Go through the entries below, tally each line with the string "xlabel", and give the final number by itself.

— START —

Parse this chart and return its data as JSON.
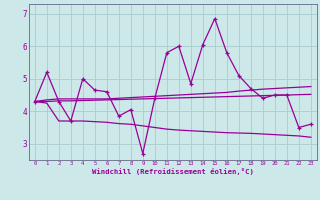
{
  "title": "",
  "xlabel": "Windchill (Refroidissement éolien,°C)",
  "background_color": "#cce8e8",
  "grid_color": "#aacccc",
  "line_color": "#990099",
  "x_values": [
    0,
    1,
    2,
    3,
    4,
    5,
    6,
    7,
    8,
    9,
    10,
    11,
    12,
    13,
    14,
    15,
    16,
    17,
    18,
    19,
    20,
    21,
    22,
    23
  ],
  "line1_y": [
    4.3,
    5.2,
    4.3,
    3.7,
    5.0,
    4.65,
    4.6,
    3.85,
    4.05,
    2.7,
    4.4,
    5.8,
    6.0,
    4.85,
    6.05,
    6.85,
    5.8,
    5.1,
    4.7,
    4.4,
    4.5,
    4.5,
    3.5,
    3.6
  ],
  "line2_y": [
    4.3,
    4.35,
    4.38,
    4.38,
    4.38,
    4.38,
    4.38,
    4.4,
    4.42,
    4.44,
    4.46,
    4.48,
    4.5,
    4.52,
    4.54,
    4.56,
    4.58,
    4.62,
    4.65,
    4.68,
    4.7,
    4.72,
    4.74,
    4.76
  ],
  "line3_y": [
    4.3,
    4.3,
    4.32,
    4.32,
    4.33,
    4.34,
    4.35,
    4.36,
    4.37,
    4.38,
    4.39,
    4.4,
    4.41,
    4.42,
    4.43,
    4.44,
    4.45,
    4.46,
    4.47,
    4.48,
    4.49,
    4.5,
    4.51,
    4.52
  ],
  "line4_y": [
    4.3,
    4.25,
    3.7,
    3.7,
    3.7,
    3.68,
    3.66,
    3.62,
    3.6,
    3.55,
    3.5,
    3.45,
    3.42,
    3.4,
    3.38,
    3.36,
    3.34,
    3.33,
    3.32,
    3.3,
    3.28,
    3.26,
    3.24,
    3.2
  ],
  "ylim": [
    2.5,
    7.3
  ],
  "xlim": [
    -0.5,
    23.5
  ],
  "yticks": [
    3,
    4,
    5,
    6,
    7
  ],
  "xticks": [
    0,
    1,
    2,
    3,
    4,
    5,
    6,
    7,
    8,
    9,
    10,
    11,
    12,
    13,
    14,
    15,
    16,
    17,
    18,
    19,
    20,
    21,
    22,
    23
  ]
}
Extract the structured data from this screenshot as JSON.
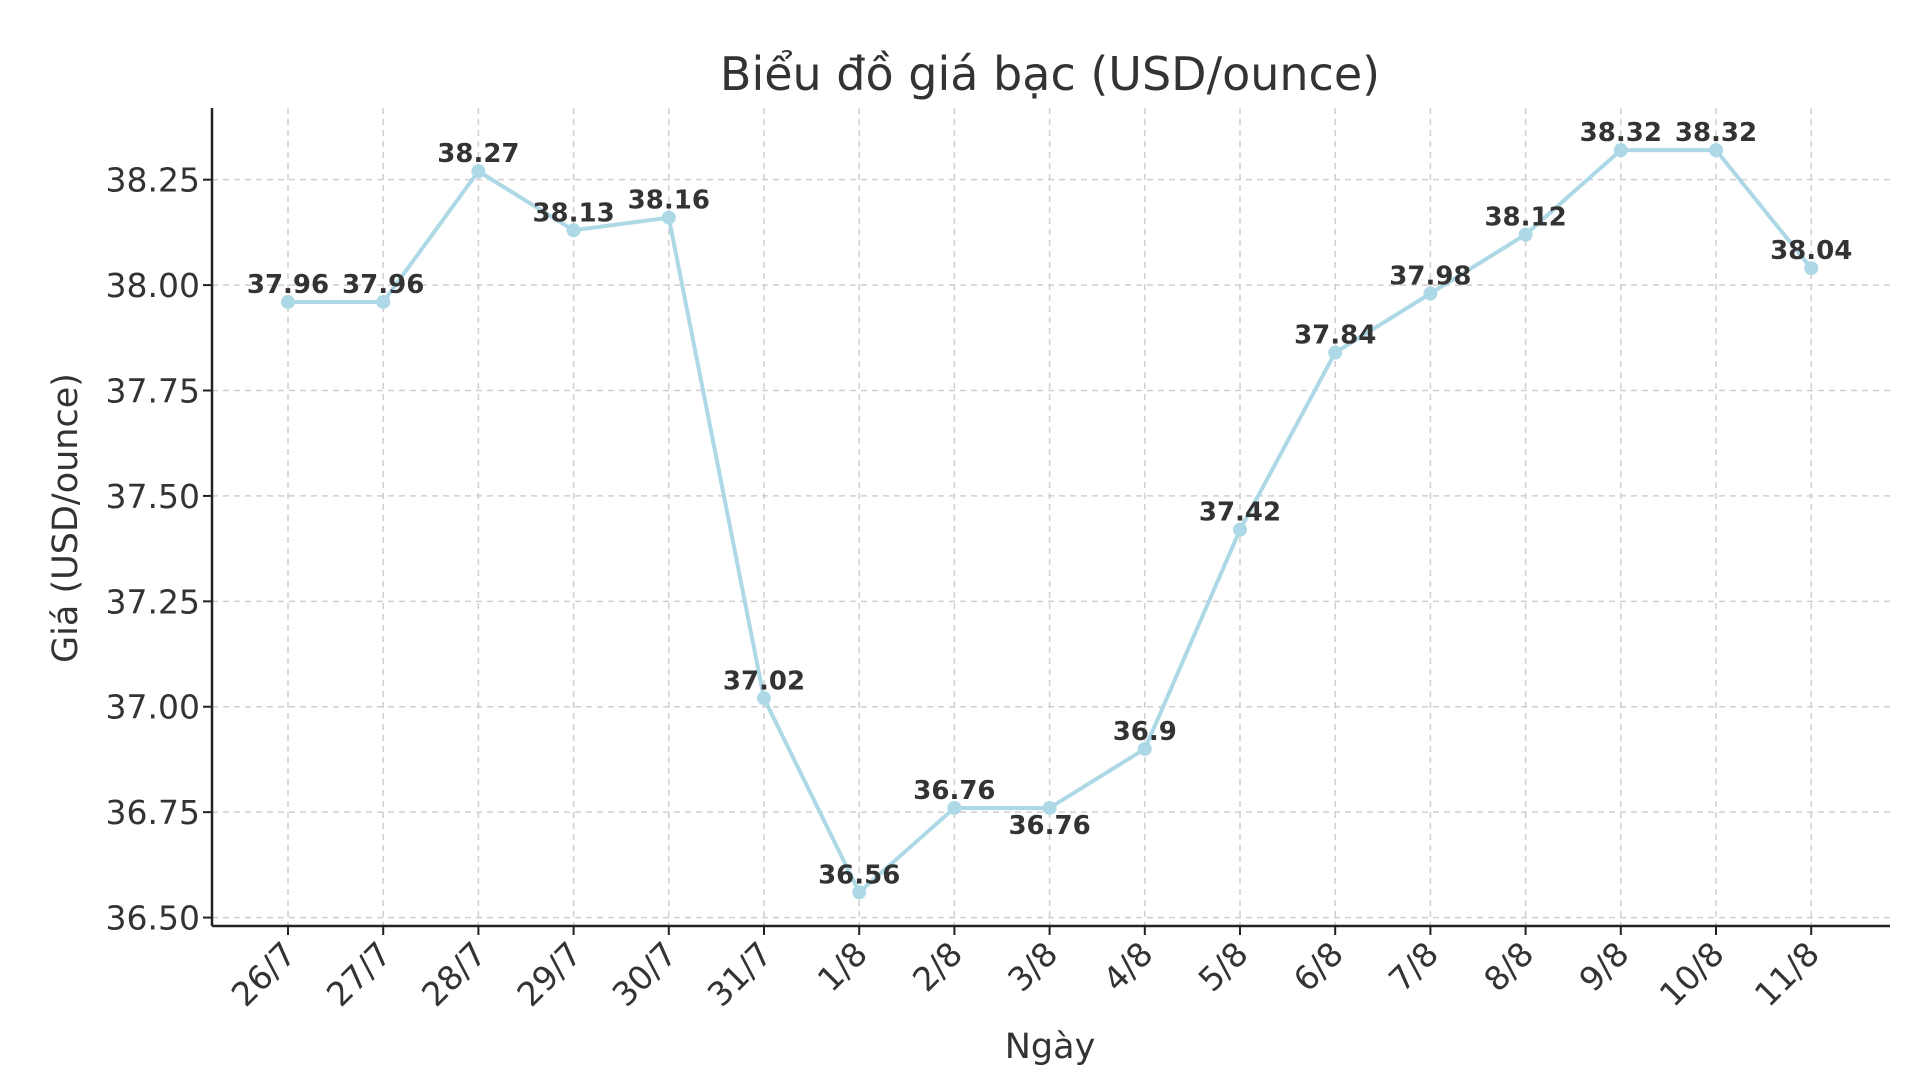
{
  "chart_data": {
    "type": "line",
    "title": "Biểu đồ giá bạc (USD/ounce)",
    "xlabel": "Ngày",
    "ylabel": "Giá (USD/ounce)",
    "categories": [
      "26/7",
      "27/7",
      "28/7",
      "29/7",
      "30/7",
      "31/7",
      "1/8",
      "2/8",
      "3/8",
      "4/8",
      "5/8",
      "6/8",
      "7/8",
      "8/8",
      "9/8",
      "10/8",
      "11/8"
    ],
    "values": [
      37.96,
      37.96,
      38.27,
      38.13,
      38.16,
      37.02,
      36.56,
      36.76,
      36.76,
      36.9,
      37.42,
      37.84,
      37.98,
      38.12,
      38.32,
      38.32,
      38.04
    ],
    "data_labels": [
      "37.96",
      "37.96",
      "38.27",
      "38.13",
      "38.16",
      "37.02",
      "36.56",
      "36.76",
      "36.76",
      "36.9",
      "37.42",
      "37.84",
      "37.98",
      "38.12",
      "38.32",
      "38.32",
      "38.04"
    ],
    "ylim": [
      36.48,
      38.42
    ],
    "yticks": [
      36.5,
      36.75,
      37.0,
      37.25,
      37.5,
      37.75,
      38.0,
      38.25
    ],
    "ytick_labels": [
      "36.50",
      "36.75",
      "37.00",
      "37.25",
      "37.50",
      "37.75",
      "38.00",
      "38.25"
    ],
    "grid": true,
    "line_color": "#add8e6"
  }
}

— END —

» Result:
2